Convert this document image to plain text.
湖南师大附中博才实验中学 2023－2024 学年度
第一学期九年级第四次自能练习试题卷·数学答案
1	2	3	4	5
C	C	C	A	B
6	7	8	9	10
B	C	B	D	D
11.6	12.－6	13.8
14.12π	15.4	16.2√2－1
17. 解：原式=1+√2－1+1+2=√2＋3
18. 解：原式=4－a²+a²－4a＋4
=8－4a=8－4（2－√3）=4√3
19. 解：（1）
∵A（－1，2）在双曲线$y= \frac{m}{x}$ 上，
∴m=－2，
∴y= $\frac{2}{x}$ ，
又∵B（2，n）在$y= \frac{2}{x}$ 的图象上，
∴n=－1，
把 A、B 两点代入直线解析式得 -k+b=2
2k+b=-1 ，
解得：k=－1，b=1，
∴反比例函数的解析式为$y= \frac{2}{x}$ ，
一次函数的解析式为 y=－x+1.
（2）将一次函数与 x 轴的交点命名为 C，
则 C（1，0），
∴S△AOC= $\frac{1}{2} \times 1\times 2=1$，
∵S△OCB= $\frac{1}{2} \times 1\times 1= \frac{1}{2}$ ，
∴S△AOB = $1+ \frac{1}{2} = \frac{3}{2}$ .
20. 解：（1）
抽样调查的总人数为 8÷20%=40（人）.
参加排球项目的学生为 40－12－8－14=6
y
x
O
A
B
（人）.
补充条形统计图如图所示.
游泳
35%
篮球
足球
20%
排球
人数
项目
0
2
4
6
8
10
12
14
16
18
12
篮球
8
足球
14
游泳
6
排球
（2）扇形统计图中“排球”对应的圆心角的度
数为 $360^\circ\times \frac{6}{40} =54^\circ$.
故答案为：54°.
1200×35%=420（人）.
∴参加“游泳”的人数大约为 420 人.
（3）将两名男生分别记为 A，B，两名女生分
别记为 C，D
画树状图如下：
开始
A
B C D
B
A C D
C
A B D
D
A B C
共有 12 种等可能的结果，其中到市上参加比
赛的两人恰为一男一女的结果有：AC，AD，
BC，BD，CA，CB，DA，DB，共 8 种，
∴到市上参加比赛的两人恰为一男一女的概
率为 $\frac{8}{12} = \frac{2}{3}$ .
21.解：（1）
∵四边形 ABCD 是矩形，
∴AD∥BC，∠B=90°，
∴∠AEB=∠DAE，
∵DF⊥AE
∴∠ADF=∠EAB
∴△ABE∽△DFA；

- EXERCISE PROMPT
Exactly as written above, please repeat the entries.

- REPLY
Convert this document image to plain text.
湖南师大附中博才实验中学 2023－2024 学年度
第一学期九年级第四次自能练习试题卷·数学答案
1	2	3	4	5
C	C	C	A	B
6	7	8	9	10
B	C	B	D	D
11.6	12.－6	13.8
14.12π	15.4	16.2√2－1
17. 解：原式=1+√2－1+1+2=√2＋3
18. 解：原式=4－a²+a²－4a＋4
=8－4a=8－4（2－√3）=4√3
19. 解：（1）
∵A（－1，2）在双曲线$y= \frac{m}{x}$ 上，
∴m=－2，
∴y= $\frac{2}{x}$ ，
又∵B（2，n）在$y= \frac{2}{x}$ 的图象上，
∴n=－1，
把 A、B 两点代入直线解析式得 -k+b=2
2k+b=-1 ，
解得：k=－1，b=1，
∴反比例函数的解析式为$y= \frac{2}{x}$ ，
一次函数的解析式为 y=－x+1.
（2）将一次函数与 x 轴的交点命名为 C，
则 C（1，0），
∴S△AOC= $\frac{1}{2} \times 1\times 2=1$，
∵S△OCB= $\frac{1}{2} \times 1\times 1= \frac{1}{2}$ ，
∴S△AOB = $1+ \frac{1}{2} = \frac{3}{2}$ .
20. 解：（1）
抽样调查的总人数为 8÷20%=40（人）.
参加排球项目的学生为 40－12－8－14=6
y
x
O
A
B
（人）.
补充条形统计图如图所示.
游泳
35%
篮球
足球
20%
排球
人数
项目
0
2
4
6
8
10
12
14
16
18
12
篮球
8
足球
14
游泳
6
排球
（2）扇形统计图中“排球”对应的圆心角的度
数为 $360^\circ\times \frac{6}{40} =54^\circ$.
故答案为：54°.
1200×35%=420（人）.
∴参加“游泳”的人数大约为 420 人.
（3）将两名男生分别记为 A，B，两名女生分
别记为 C，D
画树状图如下：
开始
A
B C D
B
A C D
C
A B D
D
A B C
共有 12 种等可能的结果，其中到市上参加比
赛的两人恰为一男一女的结果有：AC，AD，
BC，BD，CA，CB，DA，DB，共 8 种，
∴到市上参加比赛的两人恰为一男一女的概
率为 $\frac{8}{12} = \frac{2}{3}$ .
21.解：（1）
∵四边形 ABCD 是矩形，
∴AD∥BC，∠B=90°，
∴∠AEB=∠DAE，
∵DF⊥AE
∴∠ADF=∠EAB
∴△ABE∽△DFA；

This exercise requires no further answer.